Figure record listings:
====

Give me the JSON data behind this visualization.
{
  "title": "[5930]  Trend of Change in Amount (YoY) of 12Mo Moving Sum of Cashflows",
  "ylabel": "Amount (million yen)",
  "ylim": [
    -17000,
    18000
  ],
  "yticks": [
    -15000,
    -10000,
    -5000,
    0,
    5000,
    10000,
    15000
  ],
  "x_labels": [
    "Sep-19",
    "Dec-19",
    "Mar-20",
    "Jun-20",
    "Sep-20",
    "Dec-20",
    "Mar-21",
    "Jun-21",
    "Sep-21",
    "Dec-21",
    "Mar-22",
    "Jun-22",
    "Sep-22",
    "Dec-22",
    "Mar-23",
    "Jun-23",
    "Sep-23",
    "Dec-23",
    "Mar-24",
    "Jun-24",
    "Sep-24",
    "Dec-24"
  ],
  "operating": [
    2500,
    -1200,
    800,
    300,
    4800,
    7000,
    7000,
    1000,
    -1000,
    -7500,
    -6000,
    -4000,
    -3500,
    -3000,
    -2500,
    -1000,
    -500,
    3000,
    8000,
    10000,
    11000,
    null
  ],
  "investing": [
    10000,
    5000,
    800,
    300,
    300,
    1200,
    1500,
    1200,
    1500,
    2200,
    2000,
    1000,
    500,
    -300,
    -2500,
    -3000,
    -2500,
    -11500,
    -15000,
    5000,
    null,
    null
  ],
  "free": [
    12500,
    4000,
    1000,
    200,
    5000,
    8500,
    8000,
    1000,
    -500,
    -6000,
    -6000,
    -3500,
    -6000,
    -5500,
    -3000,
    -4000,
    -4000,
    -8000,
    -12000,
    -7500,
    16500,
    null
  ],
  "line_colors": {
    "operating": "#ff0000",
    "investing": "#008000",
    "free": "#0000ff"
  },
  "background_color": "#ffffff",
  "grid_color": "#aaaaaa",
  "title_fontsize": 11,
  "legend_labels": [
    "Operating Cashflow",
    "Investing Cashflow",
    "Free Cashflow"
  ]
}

====

*Problem to work on*: Type out the full listing again, exactly as given.

*Result*:
Give me the JSON data behind this visualization.
{
  "title": "[5930]  Trend of Change in Amount (YoY) of 12Mo Moving Sum of Cashflows",
  "ylabel": "Amount (million yen)",
  "ylim": [
    -17000,
    18000
  ],
  "yticks": [
    -15000,
    -10000,
    -5000,
    0,
    5000,
    10000,
    15000
  ],
  "x_labels": [
    "Sep-19",
    "Dec-19",
    "Mar-20",
    "Jun-20",
    "Sep-20",
    "Dec-20",
    "Mar-21",
    "Jun-21",
    "Sep-21",
    "Dec-21",
    "Mar-22",
    "Jun-22",
    "Sep-22",
    "Dec-22",
    "Mar-23",
    "Jun-23",
    "Sep-23",
    "Dec-23",
    "Mar-24",
    "Jun-24",
    "Sep-24",
    "Dec-24"
  ],
  "operating": [
    2500,
    -1200,
    800,
    300,
    4800,
    7000,
    7000,
    1000,
    -1000,
    -7500,
    -6000,
    -4000,
    -3500,
    -3000,
    -2500,
    -1000,
    -500,
    3000,
    8000,
    10000,
    11000,
    null
  ],
  "investing": [
    10000,
    5000,
    800,
    300,
    300,
    1200,
    1500,
    1200,
    1500,
    2200,
    2000,
    1000,
    500,
    -300,
    -2500,
    -3000,
    -2500,
    -11500,
    -15000,
    5000,
    null,
    null
  ],
  "free": [
    12500,
    4000,
    1000,
    200,
    5000,
    8500,
    8000,
    1000,
    -500,
    -6000,
    -6000,
    -3500,
    -6000,
    -5500,
    -3000,
    -4000,
    -4000,
    -8000,
    -12000,
    -7500,
    16500,
    null
  ],
  "line_colors": {
    "operating": "#ff0000",
    "investing": "#008000",
    "free": "#0000ff"
  },
  "background_color": "#ffffff",
  "grid_color": "#aaaaaa",
  "title_fontsize": 11,
  "legend_labels": [
    "Operating Cashflow",
    "Investing Cashflow",
    "Free Cashflow"
  ]
}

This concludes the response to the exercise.